=== EXERCISE REQUIREMENTS ===
Present each line of the entries below that holds the word "name".

----

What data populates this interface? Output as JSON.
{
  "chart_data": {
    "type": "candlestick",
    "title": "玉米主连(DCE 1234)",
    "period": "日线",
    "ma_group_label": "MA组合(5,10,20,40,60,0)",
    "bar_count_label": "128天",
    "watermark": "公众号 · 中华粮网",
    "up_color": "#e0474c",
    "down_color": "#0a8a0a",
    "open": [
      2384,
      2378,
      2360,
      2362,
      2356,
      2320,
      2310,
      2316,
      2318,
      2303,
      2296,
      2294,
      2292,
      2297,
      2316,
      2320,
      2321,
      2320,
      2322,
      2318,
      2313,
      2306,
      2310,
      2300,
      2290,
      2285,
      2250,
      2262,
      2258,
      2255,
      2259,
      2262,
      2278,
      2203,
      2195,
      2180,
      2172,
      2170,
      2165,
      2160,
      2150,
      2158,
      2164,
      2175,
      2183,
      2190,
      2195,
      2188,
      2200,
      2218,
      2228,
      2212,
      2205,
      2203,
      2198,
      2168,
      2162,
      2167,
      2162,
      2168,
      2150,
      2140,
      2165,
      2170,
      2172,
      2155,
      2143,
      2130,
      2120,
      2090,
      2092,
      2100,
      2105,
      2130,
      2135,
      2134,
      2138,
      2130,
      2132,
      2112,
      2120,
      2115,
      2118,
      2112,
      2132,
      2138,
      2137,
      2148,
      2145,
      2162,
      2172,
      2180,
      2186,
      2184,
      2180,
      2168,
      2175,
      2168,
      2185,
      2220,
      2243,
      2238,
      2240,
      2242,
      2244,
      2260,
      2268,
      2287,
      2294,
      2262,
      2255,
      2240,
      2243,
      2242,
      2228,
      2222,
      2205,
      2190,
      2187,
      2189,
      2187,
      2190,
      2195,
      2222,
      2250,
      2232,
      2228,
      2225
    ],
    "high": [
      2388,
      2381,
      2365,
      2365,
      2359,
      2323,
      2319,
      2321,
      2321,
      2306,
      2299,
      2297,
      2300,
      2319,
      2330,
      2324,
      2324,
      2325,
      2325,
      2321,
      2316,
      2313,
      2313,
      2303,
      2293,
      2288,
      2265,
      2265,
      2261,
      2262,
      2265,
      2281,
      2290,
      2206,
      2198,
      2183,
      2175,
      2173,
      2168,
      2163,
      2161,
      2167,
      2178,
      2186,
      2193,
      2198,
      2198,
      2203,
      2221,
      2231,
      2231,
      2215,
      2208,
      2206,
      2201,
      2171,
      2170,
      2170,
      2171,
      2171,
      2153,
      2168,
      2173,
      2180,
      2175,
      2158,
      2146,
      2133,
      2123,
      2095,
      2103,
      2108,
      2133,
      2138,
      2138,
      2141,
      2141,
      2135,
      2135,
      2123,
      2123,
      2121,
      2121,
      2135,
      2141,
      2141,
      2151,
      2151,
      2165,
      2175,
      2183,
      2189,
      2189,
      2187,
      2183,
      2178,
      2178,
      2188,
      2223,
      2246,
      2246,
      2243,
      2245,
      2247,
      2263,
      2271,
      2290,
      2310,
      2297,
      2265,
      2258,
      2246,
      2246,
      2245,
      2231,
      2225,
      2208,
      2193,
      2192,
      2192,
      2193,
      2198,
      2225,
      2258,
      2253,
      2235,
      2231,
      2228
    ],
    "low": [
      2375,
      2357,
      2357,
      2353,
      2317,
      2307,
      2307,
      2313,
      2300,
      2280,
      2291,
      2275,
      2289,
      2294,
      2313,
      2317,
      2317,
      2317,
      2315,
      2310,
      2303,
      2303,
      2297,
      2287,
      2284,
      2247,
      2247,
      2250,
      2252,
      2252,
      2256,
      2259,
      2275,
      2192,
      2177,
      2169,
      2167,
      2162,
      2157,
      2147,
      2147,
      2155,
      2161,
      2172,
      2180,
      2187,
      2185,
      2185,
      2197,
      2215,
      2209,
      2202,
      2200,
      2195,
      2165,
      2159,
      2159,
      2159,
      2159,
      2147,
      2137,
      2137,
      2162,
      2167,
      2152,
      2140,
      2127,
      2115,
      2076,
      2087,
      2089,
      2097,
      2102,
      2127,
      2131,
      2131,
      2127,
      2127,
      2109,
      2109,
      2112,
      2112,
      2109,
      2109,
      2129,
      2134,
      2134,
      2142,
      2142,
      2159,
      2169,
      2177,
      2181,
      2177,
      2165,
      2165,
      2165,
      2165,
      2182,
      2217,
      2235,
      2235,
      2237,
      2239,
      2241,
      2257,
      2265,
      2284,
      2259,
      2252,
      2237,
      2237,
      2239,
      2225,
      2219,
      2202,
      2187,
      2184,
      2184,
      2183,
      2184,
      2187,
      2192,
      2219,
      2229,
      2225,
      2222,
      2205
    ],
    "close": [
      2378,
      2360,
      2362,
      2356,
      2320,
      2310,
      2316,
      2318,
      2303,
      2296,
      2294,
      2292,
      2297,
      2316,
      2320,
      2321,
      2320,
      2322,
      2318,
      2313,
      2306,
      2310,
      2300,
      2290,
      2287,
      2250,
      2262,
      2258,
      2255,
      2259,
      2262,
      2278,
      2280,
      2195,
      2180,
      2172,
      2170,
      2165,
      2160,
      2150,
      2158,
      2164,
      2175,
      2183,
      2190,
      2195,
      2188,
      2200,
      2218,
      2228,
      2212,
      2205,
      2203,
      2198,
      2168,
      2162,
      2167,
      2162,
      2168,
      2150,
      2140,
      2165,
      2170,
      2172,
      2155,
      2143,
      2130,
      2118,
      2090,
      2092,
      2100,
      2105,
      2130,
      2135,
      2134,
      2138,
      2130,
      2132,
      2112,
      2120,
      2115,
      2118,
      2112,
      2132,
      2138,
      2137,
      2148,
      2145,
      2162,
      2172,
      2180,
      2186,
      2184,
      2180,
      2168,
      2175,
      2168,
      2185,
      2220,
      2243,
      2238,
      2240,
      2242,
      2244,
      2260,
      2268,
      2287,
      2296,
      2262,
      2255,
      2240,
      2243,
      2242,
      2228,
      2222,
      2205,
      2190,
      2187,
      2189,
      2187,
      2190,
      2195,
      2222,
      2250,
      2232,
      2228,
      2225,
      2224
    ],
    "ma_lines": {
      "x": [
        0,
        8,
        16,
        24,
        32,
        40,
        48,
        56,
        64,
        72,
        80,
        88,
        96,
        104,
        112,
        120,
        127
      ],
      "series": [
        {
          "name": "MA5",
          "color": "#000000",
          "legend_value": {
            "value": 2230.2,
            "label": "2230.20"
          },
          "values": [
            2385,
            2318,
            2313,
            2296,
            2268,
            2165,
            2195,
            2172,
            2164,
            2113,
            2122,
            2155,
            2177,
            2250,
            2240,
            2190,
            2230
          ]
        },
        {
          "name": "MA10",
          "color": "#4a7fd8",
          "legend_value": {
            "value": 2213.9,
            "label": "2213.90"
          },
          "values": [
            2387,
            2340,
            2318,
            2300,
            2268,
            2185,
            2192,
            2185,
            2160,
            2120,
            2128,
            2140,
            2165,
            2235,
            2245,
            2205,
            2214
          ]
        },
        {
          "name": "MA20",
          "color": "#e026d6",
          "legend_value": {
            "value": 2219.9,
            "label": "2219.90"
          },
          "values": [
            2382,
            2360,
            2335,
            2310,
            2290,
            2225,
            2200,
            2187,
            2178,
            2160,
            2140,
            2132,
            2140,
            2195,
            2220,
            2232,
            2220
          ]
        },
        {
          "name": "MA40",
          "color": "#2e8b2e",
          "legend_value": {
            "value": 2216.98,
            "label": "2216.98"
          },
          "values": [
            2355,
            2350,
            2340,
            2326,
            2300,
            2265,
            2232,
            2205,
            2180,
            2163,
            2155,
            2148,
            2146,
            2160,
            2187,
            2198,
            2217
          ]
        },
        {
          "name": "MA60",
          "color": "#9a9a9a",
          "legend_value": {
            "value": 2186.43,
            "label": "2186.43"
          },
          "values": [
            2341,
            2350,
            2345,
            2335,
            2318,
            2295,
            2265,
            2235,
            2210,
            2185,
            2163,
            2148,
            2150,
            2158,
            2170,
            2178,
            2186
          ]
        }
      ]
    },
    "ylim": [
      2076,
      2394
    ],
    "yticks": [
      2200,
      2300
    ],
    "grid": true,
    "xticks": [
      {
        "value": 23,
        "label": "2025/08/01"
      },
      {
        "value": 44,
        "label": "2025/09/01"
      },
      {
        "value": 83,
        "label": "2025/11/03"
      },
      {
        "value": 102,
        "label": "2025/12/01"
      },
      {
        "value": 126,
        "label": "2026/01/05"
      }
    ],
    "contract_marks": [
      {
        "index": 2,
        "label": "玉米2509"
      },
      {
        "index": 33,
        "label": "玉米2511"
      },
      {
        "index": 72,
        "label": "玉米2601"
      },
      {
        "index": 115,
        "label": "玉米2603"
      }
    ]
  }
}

----

=== THE COMPLETED TASK ===
          "name": "MA5",
          "name": "MA10",
          "name": "MA20",
          "name": "MA40",
          "name": "MA60",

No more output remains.